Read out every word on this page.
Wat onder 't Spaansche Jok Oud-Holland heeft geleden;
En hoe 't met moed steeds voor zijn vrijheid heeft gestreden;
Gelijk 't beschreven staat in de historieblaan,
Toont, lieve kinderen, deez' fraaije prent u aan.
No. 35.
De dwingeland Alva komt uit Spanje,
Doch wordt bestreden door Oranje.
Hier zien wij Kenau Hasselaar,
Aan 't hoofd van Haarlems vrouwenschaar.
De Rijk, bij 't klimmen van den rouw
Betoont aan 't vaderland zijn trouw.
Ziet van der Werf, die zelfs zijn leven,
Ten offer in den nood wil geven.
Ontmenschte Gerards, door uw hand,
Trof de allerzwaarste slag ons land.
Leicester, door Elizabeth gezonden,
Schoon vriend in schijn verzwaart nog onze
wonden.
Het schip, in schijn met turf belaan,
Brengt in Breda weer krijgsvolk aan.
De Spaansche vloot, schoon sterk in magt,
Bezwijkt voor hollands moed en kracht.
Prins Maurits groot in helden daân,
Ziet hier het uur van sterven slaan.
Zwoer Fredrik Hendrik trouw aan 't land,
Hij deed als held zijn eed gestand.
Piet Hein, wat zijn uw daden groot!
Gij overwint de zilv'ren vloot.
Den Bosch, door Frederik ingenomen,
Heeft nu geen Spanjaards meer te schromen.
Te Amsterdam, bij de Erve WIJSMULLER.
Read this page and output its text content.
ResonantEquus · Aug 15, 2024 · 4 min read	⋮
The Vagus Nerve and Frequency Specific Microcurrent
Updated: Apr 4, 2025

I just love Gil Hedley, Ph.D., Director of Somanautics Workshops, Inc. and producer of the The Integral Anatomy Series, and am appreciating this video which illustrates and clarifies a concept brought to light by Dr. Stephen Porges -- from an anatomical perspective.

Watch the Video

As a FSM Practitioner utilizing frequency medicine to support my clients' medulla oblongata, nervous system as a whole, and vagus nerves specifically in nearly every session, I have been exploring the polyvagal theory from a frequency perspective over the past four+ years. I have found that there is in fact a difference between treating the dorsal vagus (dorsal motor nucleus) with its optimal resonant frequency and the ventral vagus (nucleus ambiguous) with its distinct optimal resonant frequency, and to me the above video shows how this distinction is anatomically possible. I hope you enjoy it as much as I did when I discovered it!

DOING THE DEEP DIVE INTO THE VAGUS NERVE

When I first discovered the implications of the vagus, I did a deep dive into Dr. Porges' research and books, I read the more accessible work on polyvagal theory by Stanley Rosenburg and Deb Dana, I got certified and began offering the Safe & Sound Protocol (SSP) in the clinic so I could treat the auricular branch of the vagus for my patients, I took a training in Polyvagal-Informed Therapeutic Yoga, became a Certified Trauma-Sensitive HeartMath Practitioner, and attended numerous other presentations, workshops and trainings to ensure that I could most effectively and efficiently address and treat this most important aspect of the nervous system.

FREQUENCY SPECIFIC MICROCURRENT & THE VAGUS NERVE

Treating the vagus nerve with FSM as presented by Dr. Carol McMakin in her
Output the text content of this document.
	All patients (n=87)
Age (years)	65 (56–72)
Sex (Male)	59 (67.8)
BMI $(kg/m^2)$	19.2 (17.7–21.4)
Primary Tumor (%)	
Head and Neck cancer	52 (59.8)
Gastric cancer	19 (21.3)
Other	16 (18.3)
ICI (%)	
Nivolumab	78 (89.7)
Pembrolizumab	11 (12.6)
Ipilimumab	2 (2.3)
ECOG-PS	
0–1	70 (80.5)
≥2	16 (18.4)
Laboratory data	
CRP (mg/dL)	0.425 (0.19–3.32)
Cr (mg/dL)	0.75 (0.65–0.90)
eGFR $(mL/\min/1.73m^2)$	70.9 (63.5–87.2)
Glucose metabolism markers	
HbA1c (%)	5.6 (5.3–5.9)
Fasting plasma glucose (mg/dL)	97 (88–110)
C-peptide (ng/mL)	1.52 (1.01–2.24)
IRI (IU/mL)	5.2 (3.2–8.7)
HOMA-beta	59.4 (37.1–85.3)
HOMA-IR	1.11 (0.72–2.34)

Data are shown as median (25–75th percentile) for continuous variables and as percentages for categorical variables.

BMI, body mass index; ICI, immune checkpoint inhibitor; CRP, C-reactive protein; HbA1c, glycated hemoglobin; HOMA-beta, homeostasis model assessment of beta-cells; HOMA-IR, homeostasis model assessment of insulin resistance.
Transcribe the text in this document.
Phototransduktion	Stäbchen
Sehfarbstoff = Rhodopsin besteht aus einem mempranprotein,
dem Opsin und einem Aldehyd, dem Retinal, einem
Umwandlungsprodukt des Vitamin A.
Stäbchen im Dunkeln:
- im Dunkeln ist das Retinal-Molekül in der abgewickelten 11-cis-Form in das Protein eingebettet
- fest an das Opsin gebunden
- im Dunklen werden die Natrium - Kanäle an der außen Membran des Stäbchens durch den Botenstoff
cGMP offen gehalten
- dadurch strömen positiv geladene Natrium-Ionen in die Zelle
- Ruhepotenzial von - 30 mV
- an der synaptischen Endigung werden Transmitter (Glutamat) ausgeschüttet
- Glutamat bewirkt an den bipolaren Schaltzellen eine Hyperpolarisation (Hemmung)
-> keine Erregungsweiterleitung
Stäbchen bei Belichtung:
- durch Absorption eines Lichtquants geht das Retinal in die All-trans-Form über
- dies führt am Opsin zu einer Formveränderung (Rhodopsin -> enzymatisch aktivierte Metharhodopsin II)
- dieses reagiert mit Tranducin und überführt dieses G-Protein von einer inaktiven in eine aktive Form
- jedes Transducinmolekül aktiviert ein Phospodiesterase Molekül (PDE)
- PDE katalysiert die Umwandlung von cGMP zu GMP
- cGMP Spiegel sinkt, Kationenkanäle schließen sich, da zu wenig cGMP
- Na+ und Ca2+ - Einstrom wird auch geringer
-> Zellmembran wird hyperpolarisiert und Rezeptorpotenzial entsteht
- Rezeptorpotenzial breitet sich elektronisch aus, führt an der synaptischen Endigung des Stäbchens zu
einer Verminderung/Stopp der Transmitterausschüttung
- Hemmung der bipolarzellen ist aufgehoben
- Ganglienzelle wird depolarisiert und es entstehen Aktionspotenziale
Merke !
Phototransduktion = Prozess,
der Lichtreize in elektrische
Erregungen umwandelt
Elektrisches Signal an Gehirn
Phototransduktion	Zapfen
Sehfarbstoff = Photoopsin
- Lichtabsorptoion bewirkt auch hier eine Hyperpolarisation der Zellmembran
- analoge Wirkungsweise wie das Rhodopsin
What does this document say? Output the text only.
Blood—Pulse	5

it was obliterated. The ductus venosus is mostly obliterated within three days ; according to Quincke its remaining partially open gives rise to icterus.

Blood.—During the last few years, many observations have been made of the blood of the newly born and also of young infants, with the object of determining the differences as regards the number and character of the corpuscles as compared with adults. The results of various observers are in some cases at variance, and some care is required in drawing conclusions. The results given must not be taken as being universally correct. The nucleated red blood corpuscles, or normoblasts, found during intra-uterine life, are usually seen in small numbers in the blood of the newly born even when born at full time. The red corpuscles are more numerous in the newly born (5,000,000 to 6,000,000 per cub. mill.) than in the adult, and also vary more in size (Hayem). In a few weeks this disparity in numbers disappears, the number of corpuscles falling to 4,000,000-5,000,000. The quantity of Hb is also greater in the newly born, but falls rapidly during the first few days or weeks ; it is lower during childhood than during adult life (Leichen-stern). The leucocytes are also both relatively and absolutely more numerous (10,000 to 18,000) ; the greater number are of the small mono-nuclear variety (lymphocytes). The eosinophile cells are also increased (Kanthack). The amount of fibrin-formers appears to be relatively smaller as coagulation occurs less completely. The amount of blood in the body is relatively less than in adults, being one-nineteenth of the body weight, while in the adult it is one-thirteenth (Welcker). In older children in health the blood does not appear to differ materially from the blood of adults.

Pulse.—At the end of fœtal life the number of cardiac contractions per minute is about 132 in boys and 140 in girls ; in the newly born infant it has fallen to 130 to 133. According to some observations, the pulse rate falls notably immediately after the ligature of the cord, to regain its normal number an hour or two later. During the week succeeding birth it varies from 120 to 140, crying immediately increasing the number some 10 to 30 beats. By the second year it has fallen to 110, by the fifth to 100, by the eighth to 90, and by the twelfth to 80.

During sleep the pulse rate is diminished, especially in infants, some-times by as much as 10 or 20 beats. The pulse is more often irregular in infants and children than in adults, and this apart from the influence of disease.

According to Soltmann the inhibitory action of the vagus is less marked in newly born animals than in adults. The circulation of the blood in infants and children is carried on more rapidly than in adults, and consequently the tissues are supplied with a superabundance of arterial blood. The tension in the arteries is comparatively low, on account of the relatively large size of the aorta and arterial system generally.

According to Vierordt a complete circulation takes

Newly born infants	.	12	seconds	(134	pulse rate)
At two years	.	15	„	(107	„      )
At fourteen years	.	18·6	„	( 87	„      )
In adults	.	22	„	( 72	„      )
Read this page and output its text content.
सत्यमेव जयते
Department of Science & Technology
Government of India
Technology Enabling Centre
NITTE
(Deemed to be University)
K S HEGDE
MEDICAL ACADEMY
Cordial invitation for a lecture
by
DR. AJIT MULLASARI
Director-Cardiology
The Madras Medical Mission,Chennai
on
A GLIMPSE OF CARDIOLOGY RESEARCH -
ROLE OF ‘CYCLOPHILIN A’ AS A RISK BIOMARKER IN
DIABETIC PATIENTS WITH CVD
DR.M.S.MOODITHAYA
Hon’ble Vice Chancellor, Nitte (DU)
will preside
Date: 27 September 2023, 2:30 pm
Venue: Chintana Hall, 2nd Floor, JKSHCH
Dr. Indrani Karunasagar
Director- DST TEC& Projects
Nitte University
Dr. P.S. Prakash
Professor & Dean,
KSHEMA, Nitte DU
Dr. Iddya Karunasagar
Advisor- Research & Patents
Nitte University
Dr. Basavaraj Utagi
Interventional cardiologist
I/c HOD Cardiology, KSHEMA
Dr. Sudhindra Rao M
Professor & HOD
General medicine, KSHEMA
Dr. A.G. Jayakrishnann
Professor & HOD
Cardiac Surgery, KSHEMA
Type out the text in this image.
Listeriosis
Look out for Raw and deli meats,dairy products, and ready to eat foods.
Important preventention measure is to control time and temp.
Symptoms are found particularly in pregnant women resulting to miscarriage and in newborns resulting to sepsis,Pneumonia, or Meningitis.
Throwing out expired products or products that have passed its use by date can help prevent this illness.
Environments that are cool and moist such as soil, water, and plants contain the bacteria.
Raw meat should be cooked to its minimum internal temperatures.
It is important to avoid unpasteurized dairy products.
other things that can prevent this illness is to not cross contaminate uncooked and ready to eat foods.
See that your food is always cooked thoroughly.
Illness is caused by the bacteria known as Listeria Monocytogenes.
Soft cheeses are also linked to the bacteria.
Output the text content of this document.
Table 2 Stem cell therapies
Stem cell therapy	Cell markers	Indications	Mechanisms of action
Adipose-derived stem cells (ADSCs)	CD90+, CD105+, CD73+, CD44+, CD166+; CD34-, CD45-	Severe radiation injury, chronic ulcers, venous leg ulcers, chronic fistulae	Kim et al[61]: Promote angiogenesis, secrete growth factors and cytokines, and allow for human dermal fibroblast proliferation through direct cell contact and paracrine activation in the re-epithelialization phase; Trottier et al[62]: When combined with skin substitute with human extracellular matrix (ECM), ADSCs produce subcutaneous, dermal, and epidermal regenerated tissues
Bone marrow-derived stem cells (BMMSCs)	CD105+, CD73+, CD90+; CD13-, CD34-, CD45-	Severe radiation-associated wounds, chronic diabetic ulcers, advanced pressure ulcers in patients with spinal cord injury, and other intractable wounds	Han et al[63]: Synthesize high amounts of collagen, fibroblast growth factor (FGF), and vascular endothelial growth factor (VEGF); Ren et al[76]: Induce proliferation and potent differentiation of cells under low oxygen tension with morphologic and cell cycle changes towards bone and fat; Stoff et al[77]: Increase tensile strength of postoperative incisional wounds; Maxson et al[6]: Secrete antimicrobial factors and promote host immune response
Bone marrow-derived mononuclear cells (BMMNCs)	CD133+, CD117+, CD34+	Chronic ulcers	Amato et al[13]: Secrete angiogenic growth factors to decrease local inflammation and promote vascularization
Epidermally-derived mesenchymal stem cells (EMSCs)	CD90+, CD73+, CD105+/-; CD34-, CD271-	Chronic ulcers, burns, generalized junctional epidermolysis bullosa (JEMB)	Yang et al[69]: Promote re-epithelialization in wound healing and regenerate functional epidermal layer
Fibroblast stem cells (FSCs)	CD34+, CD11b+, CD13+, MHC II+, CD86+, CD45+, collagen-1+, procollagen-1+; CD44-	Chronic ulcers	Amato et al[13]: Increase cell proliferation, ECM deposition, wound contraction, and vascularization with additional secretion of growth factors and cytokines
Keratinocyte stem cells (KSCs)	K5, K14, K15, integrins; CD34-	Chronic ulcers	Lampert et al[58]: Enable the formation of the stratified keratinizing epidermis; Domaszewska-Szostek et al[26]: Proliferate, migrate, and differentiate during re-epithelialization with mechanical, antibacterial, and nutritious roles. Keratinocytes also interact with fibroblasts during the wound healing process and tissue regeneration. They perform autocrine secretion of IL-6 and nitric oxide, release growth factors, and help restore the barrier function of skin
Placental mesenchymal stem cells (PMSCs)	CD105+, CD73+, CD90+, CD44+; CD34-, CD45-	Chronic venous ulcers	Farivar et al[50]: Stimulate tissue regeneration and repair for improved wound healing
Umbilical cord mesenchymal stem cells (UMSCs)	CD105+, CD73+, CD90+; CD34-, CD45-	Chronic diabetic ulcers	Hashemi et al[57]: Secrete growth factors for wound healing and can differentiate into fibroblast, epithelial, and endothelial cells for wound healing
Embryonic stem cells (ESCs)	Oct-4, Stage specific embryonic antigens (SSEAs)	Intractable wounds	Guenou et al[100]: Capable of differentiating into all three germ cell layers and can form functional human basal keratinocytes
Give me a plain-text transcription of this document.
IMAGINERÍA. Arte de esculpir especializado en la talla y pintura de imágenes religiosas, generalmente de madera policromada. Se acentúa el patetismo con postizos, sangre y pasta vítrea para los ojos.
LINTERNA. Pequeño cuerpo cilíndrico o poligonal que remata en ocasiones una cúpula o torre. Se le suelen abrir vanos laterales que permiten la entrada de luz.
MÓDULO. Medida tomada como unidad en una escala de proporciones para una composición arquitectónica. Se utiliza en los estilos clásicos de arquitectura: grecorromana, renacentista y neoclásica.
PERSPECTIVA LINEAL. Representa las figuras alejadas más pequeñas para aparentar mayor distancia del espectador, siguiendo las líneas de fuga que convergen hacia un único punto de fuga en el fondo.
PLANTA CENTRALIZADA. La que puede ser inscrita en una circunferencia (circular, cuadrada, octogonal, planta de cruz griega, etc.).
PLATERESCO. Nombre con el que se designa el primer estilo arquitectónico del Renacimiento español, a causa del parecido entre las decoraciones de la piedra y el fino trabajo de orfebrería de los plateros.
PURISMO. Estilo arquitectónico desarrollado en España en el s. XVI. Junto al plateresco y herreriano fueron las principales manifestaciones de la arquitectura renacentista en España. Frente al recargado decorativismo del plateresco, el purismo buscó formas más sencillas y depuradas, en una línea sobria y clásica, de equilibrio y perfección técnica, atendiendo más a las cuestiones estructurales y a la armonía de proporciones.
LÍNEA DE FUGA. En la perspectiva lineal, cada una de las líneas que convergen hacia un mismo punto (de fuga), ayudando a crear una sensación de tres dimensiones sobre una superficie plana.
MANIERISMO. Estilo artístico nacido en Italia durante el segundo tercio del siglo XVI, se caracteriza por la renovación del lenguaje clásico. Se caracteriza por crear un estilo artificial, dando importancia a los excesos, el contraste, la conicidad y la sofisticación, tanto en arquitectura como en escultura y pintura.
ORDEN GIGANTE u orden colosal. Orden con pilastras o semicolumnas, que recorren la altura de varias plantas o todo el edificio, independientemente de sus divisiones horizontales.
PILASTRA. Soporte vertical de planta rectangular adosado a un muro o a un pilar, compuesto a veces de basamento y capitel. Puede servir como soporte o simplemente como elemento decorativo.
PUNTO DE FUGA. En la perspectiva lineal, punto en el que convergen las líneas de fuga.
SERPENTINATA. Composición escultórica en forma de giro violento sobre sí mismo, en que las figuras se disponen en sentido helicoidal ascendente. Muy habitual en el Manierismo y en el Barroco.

**Task instructions**
If a line in the entries holds the string "marrow", copy it.

**Exercise response**
Bone marrow-derived stem cells (BMMSCs)	CD105+, CD73+, CD90+; CD13-, CD34-, CD45-	Severe radiation-associated wounds, chronic diabetic ulcers, advanced pressure ulcers in patients with spinal cord injury, and other intractable wounds	Han et al[63]: Synthesize high amounts of collagen, fibroblast growth factor (FGF), and vascular endothelial growth factor (VEGF); Ren et al[76]: Induce proliferation and potent differentiation of cells under low oxygen tension with morphologic and cell cycle changes towards bone and fat; Stoff et al[77]: Increase tensile strength of postoperative incisional wounds; Maxson et al[6]: Secrete antimicrobial factors and promote host immune response
Bone marrow-derived mononuclear cells (BMMNCs)	CD133+, CD117+, CD34+	Chronic ulcers	Amato et al[13]: Secrete angiogenic growth factors to decrease local inflammation and promote vascularization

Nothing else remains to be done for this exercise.